页面摘录:
***

Apache Spark 练习七：使用Spark分析音乐专辑数据-CFANZ编程社区

一、源数据

本章所分析的数据来自于Kaggle公开的化妆品电子商务数据（https://www.kaggle.com/datasets/nowingkim/ecommerce-data-cosmetics-shop）。该数据具体包括以下字段：

column name	description
time	Time when event happened at (in UTC).
event_name	4 kinds of value: purchase, cart, view, removefromcart
product_id	ID of a product
category_id	Product's category ID
category_name	Product's category taxonomy (code name) if it was possible to make it. Usually present for meaningful categories and skipped for different kinds of accessories.
brand	Downcased string of brand name.
price	Float price of a product.
user_id	Permanent user ID.
session	Temporary user's session ID. Same for each user's session. Is changed every time user come back to online store from a long pause.
category_1	Largest class of product included
category_2	Bigger class of product included
category_3	Smallest class of product included

在开始下面的练习前，将csv文件中的数据全部写入到Kafka的“E_Commerce”消息主题中。

二、练习题

0. 数据预处理

首先，我们对Kafka中的原始数据进行预处理，得到Structured Streaming Dateset。

val spark = SparkSession
  .builder()
  .appName("Online Shopping")
  .getOrCreate()
spark.sparkContext.setLogLevel("WARN")
import spark.implicits._

// 从Kafka中加载源数据
val schema = new StructType()
  .add("time", "timestamp")
  .add("event_name", "string")
  .add("product_id", "string")
  .add("category_id", "string")
  .add("category_name", "string")
  .add("brand", "string")
  .add("price", "double")
  .add("user_id", "string")
  .add("session", "string")
  .add("category_1", "string")
  .add("category_2", "string")
  .add("category_3", "string")
val df = spark.readStream
  .format("kafka")
  // Kafka配置：IP：localhost:9092；Topic：E_Commerce
  .option("kafka.bootstrap.servers", "localhost:9092")

***

提取材料:
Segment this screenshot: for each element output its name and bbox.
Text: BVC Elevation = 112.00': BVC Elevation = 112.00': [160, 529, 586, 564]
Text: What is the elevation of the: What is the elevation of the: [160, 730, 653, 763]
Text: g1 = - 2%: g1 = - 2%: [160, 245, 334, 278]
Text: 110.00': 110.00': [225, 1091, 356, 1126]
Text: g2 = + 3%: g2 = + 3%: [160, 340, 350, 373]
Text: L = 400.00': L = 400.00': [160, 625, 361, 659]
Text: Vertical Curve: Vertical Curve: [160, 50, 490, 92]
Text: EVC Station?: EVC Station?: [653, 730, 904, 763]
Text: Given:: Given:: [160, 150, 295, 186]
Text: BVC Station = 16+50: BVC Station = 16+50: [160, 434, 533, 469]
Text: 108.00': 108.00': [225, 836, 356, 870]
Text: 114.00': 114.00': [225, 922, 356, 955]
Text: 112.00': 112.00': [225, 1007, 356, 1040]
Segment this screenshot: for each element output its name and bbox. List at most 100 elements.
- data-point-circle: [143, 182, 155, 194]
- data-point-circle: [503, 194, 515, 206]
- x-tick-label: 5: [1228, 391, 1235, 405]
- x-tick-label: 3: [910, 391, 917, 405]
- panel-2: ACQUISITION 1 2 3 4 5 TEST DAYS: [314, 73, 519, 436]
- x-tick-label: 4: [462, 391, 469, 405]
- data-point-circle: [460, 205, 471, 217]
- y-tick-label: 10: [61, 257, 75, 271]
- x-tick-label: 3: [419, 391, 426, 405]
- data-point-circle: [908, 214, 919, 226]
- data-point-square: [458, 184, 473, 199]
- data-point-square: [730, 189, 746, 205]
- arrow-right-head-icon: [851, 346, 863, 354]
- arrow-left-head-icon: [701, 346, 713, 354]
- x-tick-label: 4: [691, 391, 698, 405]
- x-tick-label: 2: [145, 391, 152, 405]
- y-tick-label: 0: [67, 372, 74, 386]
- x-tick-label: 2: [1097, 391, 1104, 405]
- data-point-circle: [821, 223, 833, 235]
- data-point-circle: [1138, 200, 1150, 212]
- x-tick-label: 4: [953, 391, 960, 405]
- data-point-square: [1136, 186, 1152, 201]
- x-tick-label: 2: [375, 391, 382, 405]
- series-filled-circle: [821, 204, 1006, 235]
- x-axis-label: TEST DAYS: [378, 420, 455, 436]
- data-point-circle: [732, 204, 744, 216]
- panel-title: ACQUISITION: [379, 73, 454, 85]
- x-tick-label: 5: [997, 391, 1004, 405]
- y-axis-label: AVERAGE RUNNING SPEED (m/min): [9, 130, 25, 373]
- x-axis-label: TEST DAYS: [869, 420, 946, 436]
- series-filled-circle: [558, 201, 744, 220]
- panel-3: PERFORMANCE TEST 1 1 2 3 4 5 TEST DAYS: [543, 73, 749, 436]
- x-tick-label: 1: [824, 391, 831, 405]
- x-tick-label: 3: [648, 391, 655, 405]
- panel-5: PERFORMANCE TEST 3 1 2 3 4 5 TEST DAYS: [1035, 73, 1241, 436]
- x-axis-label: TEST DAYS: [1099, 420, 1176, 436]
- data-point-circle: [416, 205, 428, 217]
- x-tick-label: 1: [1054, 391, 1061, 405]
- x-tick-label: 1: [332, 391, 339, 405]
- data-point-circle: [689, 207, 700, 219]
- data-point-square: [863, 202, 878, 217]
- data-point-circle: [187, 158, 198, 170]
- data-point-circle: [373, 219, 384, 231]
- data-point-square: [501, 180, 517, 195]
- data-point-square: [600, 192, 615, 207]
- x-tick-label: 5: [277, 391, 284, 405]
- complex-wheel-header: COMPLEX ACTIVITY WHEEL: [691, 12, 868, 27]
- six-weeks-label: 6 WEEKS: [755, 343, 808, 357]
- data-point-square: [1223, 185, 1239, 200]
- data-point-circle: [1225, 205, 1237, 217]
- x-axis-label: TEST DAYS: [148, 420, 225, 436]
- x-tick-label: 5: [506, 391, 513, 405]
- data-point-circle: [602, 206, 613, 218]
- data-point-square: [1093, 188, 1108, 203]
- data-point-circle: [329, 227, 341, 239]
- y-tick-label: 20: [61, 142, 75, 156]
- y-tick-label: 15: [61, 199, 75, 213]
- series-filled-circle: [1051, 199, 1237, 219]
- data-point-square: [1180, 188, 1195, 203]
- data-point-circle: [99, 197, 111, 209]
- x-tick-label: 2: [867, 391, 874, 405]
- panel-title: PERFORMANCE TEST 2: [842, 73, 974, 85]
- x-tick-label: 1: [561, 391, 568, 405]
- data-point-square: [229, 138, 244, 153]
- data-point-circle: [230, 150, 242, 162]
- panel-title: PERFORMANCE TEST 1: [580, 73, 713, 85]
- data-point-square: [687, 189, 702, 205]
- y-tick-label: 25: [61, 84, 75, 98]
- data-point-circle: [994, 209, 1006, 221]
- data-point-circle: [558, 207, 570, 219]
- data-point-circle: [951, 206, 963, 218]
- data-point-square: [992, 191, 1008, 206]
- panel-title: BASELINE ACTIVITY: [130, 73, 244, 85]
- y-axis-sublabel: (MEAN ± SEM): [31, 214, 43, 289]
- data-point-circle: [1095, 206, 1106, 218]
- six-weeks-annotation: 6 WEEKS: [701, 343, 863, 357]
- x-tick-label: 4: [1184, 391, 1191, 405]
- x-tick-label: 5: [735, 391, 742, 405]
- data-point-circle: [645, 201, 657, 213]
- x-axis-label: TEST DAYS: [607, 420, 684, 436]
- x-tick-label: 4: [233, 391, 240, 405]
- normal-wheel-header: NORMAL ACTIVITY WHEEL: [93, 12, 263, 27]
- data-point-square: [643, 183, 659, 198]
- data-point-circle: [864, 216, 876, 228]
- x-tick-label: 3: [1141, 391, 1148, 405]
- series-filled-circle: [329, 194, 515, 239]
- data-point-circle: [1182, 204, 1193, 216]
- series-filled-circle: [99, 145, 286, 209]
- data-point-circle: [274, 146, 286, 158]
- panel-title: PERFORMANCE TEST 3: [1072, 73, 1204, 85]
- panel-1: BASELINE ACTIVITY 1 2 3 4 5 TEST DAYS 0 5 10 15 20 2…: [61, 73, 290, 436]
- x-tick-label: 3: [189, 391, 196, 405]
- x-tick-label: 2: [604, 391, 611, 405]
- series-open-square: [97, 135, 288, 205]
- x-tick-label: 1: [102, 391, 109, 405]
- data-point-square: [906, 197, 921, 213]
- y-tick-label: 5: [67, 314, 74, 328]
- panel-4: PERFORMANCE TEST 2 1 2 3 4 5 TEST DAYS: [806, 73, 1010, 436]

***

书面题目: 请根据页面摘录回答：开始练习前，csv文件中的全部数据要写入Kafka的哪个消息主题？ 上述材料与页面摘录彼此独立。

本题答案: “E_Commerce”消息主题。